Data entries
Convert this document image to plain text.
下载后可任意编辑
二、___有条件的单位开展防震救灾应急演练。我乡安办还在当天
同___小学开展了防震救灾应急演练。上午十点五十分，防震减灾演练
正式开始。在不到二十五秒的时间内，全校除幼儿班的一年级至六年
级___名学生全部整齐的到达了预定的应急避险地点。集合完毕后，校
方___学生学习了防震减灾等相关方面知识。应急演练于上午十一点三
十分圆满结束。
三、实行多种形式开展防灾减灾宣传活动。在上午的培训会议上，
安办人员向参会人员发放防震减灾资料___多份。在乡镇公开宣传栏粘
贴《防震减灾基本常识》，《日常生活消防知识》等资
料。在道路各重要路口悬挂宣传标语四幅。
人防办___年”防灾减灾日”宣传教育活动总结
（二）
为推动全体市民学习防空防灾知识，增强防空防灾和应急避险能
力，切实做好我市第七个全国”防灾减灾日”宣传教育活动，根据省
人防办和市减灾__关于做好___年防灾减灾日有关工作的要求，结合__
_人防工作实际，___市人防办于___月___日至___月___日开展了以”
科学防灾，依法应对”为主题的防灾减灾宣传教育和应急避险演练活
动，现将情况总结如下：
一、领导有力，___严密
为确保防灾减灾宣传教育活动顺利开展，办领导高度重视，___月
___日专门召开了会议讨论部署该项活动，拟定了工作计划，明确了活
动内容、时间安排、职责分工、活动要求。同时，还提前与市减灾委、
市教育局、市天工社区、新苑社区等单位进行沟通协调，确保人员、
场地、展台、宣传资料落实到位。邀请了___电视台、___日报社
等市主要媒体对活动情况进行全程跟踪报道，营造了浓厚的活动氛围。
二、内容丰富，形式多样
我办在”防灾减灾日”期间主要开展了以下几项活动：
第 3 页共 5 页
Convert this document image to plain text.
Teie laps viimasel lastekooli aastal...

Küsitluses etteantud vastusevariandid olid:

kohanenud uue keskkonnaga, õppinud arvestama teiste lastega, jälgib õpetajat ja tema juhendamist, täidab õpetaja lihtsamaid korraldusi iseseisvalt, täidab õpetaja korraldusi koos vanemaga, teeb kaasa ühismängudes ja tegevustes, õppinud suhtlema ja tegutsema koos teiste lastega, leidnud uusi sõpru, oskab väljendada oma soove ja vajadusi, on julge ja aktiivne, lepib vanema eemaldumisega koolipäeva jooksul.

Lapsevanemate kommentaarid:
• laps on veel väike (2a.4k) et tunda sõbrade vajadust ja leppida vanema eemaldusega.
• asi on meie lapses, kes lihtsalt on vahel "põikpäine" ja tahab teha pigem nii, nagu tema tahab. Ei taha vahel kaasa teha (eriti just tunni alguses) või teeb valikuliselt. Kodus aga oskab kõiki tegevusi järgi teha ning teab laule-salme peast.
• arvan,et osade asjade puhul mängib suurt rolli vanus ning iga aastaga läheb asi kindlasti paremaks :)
* * *
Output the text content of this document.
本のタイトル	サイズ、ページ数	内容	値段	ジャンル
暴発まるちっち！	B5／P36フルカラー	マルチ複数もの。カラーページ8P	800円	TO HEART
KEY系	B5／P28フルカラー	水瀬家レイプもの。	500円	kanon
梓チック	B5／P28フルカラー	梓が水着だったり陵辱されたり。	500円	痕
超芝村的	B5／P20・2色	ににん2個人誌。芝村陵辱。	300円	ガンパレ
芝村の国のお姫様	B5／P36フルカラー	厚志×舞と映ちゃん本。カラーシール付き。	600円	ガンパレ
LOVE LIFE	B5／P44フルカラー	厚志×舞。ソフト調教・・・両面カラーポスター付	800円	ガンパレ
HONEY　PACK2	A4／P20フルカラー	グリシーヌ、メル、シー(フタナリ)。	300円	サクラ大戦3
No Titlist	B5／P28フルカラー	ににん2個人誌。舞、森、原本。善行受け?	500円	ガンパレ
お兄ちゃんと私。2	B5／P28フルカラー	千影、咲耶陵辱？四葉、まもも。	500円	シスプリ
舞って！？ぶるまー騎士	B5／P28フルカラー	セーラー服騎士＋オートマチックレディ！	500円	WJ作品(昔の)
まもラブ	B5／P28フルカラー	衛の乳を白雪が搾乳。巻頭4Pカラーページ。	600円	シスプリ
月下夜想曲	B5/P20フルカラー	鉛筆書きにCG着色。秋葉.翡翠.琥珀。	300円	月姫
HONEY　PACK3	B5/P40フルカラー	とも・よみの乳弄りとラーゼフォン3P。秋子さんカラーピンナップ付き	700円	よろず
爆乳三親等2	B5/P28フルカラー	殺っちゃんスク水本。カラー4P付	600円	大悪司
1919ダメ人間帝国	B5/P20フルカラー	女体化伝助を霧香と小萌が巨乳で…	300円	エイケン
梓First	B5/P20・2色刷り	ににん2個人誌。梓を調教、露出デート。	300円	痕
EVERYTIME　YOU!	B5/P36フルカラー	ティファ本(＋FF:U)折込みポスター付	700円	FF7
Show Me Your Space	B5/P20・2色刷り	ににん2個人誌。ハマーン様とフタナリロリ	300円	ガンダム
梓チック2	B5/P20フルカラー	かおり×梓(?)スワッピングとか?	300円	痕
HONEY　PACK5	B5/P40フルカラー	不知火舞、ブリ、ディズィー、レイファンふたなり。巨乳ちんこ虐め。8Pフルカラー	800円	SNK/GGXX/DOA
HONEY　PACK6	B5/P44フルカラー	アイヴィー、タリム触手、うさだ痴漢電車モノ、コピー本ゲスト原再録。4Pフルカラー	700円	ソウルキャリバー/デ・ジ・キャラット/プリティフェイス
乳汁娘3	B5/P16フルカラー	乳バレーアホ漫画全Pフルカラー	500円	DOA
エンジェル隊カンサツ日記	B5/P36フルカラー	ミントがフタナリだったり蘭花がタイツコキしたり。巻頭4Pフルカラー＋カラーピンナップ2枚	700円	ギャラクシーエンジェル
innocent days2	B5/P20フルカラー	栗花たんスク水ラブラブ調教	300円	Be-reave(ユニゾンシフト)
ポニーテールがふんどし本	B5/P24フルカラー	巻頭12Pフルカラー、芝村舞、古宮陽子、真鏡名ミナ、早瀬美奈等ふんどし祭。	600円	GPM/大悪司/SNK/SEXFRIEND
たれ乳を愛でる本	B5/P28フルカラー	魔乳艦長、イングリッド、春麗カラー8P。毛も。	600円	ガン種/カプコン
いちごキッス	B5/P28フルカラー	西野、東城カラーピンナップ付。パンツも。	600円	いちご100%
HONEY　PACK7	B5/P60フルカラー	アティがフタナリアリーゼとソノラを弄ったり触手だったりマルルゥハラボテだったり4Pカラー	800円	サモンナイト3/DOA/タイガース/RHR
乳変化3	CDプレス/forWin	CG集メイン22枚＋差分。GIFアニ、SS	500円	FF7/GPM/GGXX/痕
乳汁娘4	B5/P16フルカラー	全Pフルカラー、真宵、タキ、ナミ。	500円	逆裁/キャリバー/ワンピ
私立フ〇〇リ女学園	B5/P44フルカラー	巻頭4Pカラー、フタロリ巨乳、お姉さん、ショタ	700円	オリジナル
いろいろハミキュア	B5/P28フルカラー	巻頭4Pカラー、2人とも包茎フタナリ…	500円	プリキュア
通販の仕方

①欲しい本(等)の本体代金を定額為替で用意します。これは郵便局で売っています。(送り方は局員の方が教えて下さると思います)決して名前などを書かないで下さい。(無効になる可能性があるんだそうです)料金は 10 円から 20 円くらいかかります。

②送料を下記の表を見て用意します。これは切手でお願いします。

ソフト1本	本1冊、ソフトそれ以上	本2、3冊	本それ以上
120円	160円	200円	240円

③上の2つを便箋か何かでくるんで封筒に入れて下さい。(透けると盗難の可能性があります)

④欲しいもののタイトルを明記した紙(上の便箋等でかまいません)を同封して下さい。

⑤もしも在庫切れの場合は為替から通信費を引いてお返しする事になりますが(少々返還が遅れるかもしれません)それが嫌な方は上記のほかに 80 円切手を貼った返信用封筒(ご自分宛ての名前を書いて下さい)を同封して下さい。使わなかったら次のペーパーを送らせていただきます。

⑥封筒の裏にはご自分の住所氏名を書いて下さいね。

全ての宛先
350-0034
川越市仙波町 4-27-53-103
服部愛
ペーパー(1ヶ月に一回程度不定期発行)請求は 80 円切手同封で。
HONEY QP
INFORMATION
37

Exercise directions » From the data above, gather every line that includes the word "ガンパレ".

The solution »
超芝村的	B5／P20・2色	ににん2個人誌。芝村陵辱。	300円	ガンパレ
芝村の国のお姫様	B5／P36フルカラー	厚志×舞と映ちゃん本。カラーシール付き。	600円	ガンパレ
LOVE LIFE	B5／P44フルカラー	厚志×舞。ソフト調教・・・両面カラーポスター付	800円	ガンパレ
No Titlist	B5／P28フルカラー	ににん2個人誌。舞、森、原本。善行受け?	500円	ガンパレ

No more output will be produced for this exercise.